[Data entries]
* * * * * * *

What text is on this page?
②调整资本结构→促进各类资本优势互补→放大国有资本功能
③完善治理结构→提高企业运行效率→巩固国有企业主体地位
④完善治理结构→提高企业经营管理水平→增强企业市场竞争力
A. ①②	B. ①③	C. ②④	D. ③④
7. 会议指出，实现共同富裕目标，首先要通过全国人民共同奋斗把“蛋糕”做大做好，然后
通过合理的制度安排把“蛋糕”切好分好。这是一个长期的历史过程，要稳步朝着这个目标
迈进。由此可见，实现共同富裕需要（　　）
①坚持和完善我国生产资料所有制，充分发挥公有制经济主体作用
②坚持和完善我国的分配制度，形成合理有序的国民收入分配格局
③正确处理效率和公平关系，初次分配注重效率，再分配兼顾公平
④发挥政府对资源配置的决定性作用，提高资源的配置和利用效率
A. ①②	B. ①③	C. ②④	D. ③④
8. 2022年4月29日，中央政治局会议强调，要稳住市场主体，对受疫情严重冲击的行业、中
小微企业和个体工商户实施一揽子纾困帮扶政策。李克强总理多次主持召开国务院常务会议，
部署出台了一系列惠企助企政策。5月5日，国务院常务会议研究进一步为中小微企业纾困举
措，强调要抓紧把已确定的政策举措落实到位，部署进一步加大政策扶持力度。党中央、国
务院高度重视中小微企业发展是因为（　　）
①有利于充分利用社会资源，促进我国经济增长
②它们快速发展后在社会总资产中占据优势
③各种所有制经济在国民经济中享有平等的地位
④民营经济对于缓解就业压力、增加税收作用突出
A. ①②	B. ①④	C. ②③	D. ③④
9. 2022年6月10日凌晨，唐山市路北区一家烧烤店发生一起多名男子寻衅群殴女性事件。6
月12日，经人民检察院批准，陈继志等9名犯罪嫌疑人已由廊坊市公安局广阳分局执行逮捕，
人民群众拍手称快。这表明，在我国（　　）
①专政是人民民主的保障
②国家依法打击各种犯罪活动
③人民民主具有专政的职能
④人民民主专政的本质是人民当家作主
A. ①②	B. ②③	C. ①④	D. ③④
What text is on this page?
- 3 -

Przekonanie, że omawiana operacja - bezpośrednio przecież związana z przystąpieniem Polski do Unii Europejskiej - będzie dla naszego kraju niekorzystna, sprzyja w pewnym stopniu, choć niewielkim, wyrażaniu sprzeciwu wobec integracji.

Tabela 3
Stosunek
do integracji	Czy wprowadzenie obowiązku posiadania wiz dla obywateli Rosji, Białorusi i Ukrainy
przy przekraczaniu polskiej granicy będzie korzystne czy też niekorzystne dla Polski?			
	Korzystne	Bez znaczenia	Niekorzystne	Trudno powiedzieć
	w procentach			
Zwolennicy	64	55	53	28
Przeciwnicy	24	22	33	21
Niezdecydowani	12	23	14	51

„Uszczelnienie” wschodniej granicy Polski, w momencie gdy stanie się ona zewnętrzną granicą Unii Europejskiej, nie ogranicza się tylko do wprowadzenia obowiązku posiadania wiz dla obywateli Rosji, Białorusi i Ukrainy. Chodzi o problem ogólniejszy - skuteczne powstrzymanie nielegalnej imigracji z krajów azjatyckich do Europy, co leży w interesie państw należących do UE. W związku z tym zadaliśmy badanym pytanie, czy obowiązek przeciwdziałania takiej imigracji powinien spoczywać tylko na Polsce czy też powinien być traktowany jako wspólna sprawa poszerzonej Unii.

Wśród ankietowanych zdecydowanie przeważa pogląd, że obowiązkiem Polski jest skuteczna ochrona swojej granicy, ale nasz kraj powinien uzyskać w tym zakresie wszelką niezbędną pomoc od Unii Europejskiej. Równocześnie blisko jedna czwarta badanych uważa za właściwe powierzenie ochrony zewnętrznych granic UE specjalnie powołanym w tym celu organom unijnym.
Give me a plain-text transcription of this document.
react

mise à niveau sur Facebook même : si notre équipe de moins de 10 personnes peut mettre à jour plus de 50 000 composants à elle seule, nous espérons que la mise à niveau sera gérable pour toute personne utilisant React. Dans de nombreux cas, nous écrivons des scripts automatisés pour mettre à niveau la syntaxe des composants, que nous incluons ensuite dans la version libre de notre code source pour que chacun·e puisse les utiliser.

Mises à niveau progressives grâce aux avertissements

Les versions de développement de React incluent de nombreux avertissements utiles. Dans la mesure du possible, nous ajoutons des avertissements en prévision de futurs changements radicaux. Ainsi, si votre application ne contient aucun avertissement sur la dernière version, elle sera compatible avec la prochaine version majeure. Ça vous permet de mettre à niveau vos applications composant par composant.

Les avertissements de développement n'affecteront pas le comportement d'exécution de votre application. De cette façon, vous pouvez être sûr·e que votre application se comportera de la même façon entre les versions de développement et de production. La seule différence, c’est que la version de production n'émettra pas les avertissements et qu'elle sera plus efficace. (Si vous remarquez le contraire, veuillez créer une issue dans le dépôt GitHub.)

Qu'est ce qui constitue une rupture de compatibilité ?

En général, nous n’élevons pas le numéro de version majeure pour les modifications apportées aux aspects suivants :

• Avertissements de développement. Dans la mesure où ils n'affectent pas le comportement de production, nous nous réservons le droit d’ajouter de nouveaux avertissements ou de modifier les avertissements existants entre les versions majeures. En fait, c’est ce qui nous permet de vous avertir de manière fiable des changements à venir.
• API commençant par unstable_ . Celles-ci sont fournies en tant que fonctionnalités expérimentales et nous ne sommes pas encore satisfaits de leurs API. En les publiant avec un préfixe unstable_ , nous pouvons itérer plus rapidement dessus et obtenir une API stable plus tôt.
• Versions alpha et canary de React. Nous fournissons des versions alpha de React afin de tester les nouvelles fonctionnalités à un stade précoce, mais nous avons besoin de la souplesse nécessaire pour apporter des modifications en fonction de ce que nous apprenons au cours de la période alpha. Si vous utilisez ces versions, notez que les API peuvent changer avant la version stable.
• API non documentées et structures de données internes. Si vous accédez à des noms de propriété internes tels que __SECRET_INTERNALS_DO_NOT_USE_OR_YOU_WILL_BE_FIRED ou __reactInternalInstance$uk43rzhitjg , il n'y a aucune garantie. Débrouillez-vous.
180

* * * * * * *

▶ **TASK GOAL**: Reproduce the entries above in full by retyping them exactly.

▶ **REPLY**:
What text is on this page?
②调整资本结构→促进各类资本优势互补→放大国有资本功能
③完善治理结构→提高企业运行效率→巩固国有企业主体地位
④完善治理结构→提高企业经营管理水平→增强企业市场竞争力
A. ①②	B. ①③	C. ②④	D. ③④
7. 会议指出，实现共同富裕目标，首先要通过全国人民共同奋斗把“蛋糕”做大做好，然后
通过合理的制度安排把“蛋糕”切好分好。这是一个长期的历史过程，要稳步朝着这个目标
迈进。由此可见，实现共同富裕需要（　　）
①坚持和完善我国生产资料所有制，充分发挥公有制经济主体作用
②坚持和完善我国的分配制度，形成合理有序的国民收入分配格局
③正确处理效率和公平关系，初次分配注重效率，再分配兼顾公平
④发挥政府对资源配置的决定性作用，提高资源的配置和利用效率
A. ①②	B. ①③	C. ②④	D. ③④
8. 2022年4月29日，中央政治局会议强调，要稳住市场主体，对受疫情严重冲击的行业、中
小微企业和个体工商户实施一揽子纾困帮扶政策。李克强总理多次主持召开国务院常务会议，
部署出台了一系列惠企助企政策。5月5日，国务院常务会议研究进一步为中小微企业纾困举
措，强调要抓紧把已确定的政策举措落实到位，部署进一步加大政策扶持力度。党中央、国
务院高度重视中小微企业发展是因为（　　）
①有利于充分利用社会资源，促进我国经济增长
②它们快速发展后在社会总资产中占据优势
③各种所有制经济在国民经济中享有平等的地位
④民营经济对于缓解就业压力、增加税收作用突出
A. ①②	B. ①④	C. ②③	D. ③④
9. 2022年6月10日凌晨，唐山市路北区一家烧烤店发生一起多名男子寻衅群殴女性事件。6
月12日，经人民检察院批准，陈继志等9名犯罪嫌疑人已由廊坊市公安局广阳分局执行逮捕，
人民群众拍手称快。这表明，在我国（　　）
①专政是人民民主的保障
②国家依法打击各种犯罪活动
③人民民主具有专政的职能
④人民民主专政的本质是人民当家作主
A. ①②	B. ②③	C. ①④	D. ③④
What text is on this page?
- 3 -

Przekonanie, że omawiana operacja - bezpośrednio przecież związana z przystąpieniem Polski do Unii Europejskiej - będzie dla naszego kraju niekorzystna, sprzyja w pewnym stopniu, choć niewielkim, wyrażaniu sprzeciwu wobec integracji.

Tabela 3
Stosunek
do integracji	Czy wprowadzenie obowiązku posiadania wiz dla obywateli Rosji, Białorusi i Ukrainy
przy przekraczaniu polskiej granicy będzie korzystne czy też niekorzystne dla Polski?			
	Korzystne	Bez znaczenia	Niekorzystne	Trudno powiedzieć
	w procentach			
Zwolennicy	64	55	53	28
Przeciwnicy	24	22	33	21
Niezdecydowani	12	23	14	51

„Uszczelnienie” wschodniej granicy Polski, w momencie gdy stanie się ona zewnętrzną granicą Unii Europejskiej, nie ogranicza się tylko do wprowadzenia obowiązku posiadania wiz dla obywateli Rosji, Białorusi i Ukrainy. Chodzi o problem ogólniejszy - skuteczne powstrzymanie nielegalnej imigracji z krajów azjatyckich do Europy, co leży w interesie państw należących do UE. W związku z tym zadaliśmy badanym pytanie, czy obowiązek przeciwdziałania takiej imigracji powinien spoczywać tylko na Polsce czy też powinien być traktowany jako wspólna sprawa poszerzonej Unii.

Wśród ankietowanych zdecydowanie przeważa pogląd, że obowiązkiem Polski jest skuteczna ochrona swojej granicy, ale nasz kraj powinien uzyskać w tym zakresie wszelką niezbędną pomoc od Unii Europejskiej. Równocześnie blisko jedna czwarta badanych uważa za właściwe powierzenie ochrony zewnętrznych granic UE specjalnie powołanym w tym celu organom unijnym.
Give me a plain-text transcription of this document.
react

mise à niveau sur Facebook même : si notre équipe de moins de 10 personnes peut mettre à jour plus de 50 000 composants à elle seule, nous espérons que la mise à niveau sera gérable pour toute personne utilisant React. Dans de nombreux cas, nous écrivons des scripts automatisés pour mettre à niveau la syntaxe des composants, que nous incluons ensuite dans la version libre de notre code source pour que chacun·e puisse les utiliser.

Mises à niveau progressives grâce aux avertissements

Les versions de développement de React incluent de nombreux avertissements utiles. Dans la mesure du possible, nous ajoutons des avertissements en prévision de futurs changements radicaux. Ainsi, si votre application ne contient aucun avertissement sur la dernière version, elle sera compatible avec la prochaine version majeure. Ça vous permet de mettre à niveau vos applications composant par composant.

Les avertissements de développement n'affecteront pas le comportement d'exécution de votre application. De cette façon, vous pouvez être sûr·e que votre application se comportera de la même façon entre les versions de développement et de production. La seule différence, c’est que la version de production n'émettra pas les avertissements et qu'elle sera plus efficace. (Si vous remarquez le contraire, veuillez créer une issue dans le dépôt GitHub.)

Qu'est ce qui constitue une rupture de compatibilité ?

En général, nous n’élevons pas le numéro de version majeure pour les modifications apportées aux aspects suivants :

• Avertissements de développement. Dans la mesure où ils n'affectent pas le comportement de production, nous nous réservons le droit d’ajouter de nouveaux avertissements ou de modifier les avertissements existants entre les versions majeures. En fait, c’est ce qui nous permet de vous avertir de manière fiable des changements à venir.
• API commençant par unstable_ . Celles-ci sont fournies en tant que fonctionnalités expérimentales et nous ne sommes pas encore satisfaits de leurs API. En les publiant avec un préfixe unstable_ , nous pouvons itérer plus rapidement dessus et obtenir une API stable plus tôt.
• Versions alpha et canary de React. Nous fournissons des versions alpha de React afin de tester les nouvelles fonctionnalités à un stade précoce, mais nous avons besoin de la souplesse nécessaire pour apporter des modifications en fonction de ce que nous apprenons au cours de la période alpha. Si vous utilisez ces versions, notez que les API peuvent changer avant la version stable.
• API non documentées et structures de données internes. Si vous accédez à des noms de propriété internes tels que __SECRET_INTERNALS_DO_NOT_USE_OR_YOU_WILL_BE_FIRED ou __reactInternalInstance$uk43rzhitjg , il n'y a aucune garantie. Débrouillez-vous.
180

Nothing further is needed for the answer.